▶ [PASSAGE PROVIDED]:
☆ ☆ ☆

# My new toy for yotes.



## bobk (Apr 30, 2004)

Picked this gun up last week. Now I have to get it scoped and the yotes figured out. I am hearing good things about the Nikon BDC?


----------



## Bad Bub (Jan 17, 2006)

Buy the nikon coyote special. You won't be disappointed.

Outdoor Hub mobile, the outdoor information engine


----------



## buford2 (Dec 16, 2010)

have one on my shotgun, can't beat the optics and do like the groups at 100 yds it helps provide! i think cabelas still has 1 penny shipping if you buy clothing. get a cheap hat!


----------



## longshot (Feb 14, 2012)

Nikon BDC in a buckmaster would work just fine. Love mine on my rifle.


----------



## ezbite (May 25, 2006)

☆ ☆ ☆

▶ [THE DATA]:
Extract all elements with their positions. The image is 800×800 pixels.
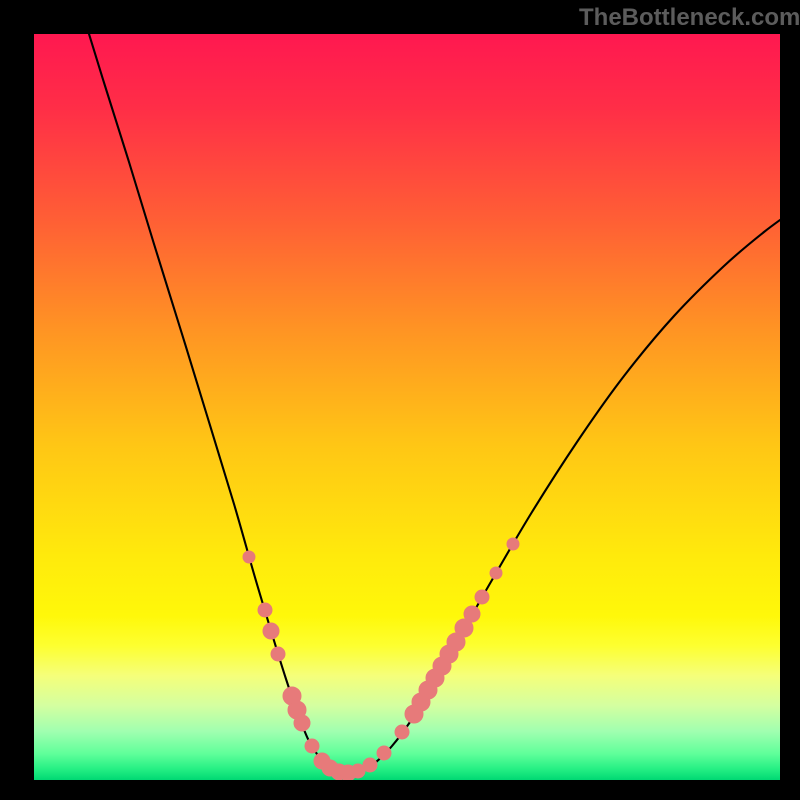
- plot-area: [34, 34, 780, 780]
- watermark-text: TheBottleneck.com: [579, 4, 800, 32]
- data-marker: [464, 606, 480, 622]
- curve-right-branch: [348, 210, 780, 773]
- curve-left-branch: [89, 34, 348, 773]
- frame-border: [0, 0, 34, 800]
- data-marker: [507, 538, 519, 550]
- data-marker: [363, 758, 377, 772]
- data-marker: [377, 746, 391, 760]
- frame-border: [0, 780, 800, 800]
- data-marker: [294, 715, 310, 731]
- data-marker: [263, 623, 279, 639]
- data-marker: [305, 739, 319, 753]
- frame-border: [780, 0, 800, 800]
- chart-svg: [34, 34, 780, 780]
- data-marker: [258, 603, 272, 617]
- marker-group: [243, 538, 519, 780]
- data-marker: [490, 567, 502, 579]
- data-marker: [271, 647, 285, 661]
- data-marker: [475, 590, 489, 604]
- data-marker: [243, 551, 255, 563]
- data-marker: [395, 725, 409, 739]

☆ ☆ ☆

▶ [REQUIRED ACTIONS]:
**1)** Duplicate the rows, beginning at the line that contains "- plot-area: [34, 34, 780, 780]" and stopping after the last row, with both of those lines included.
**2)** Write the next part of the forum thread about scoping a new coyote gun, picking up from the point where it stops.
The forum thread and the rows come from unrelated sources.

▶ [THE RESPONSES]:
**1)**
- plot-area: [34, 34, 780, 780]
- watermark-text: TheBottleneck.com: [579, 4, 800, 32]
- data-marker: [464, 606, 480, 622]
- curve-right-branch: [348, 210, 780, 773]
- curve-left-branch: [89, 34, 348, 773]
- frame-border: [0, 0, 34, 800]
- data-marker: [507, 538, 519, 550]
- data-marker: [363, 758, 377, 772]
- data-marker: [377, 746, 391, 760]
- frame-border: [0, 780, 800, 800]
- data-marker: [294, 715, 310, 731]
- data-marker: [263, 623, 279, 639]
- data-marker: [305, 739, 319, 753]
- frame-border: [780, 0, 800, 800]
- chart-svg: [34, 34, 780, 780]
- data-marker: [258, 603, 272, 617]
- marker-group: [243, 538, 519, 780]
- data-marker: [490, 567, 502, 579]
- data-marker: [271, 647, 285, 661]
- data-marker: [475, 590, 489, 604]
- data-marker: [243, 551, 255, 563]
- data-marker: [395, 725, 409, 739]

**2)**
looking good. tell me about the trigger. thats the only thing stopping me from getting one. ive read some online stuff saying the trigger is gritty. my buddy has the R-25 (.308) and loves it and the trigger.

and c'mon give us a real photo, Buddy..  not some generic crap.lol.


----------



## bobk (Apr 30, 2004)

I haven't shot it yet Tom. I read some stuff on the trigger too. I know some guys put a 2 stage trigger on them. Guy at the gun shop has one and loves it. I will post a better picture when I get the scope on it. Going to try and pick up a scope in the next few days. I did like the buckmaster with the bdc. Going to look at the coyote special tomorrow. Just not sure I like all the circles, always been a crosshair guy.


----------



## ezbite (May 25, 2006)

bobk said:


> I haven't shot it yet Tom. I read some stuff on the trigger too. I know some guys put a 2 stage trigger on them. Guy at the gun shop has one and loves it. I will post a better picture when I get the scope on it. Going to try and pick up a scope in the next few days. I did like the buckmaster with the bdc. Going to look at the coyote special tomorrow. Just not sure I like all the circles, always been a crosshair guy.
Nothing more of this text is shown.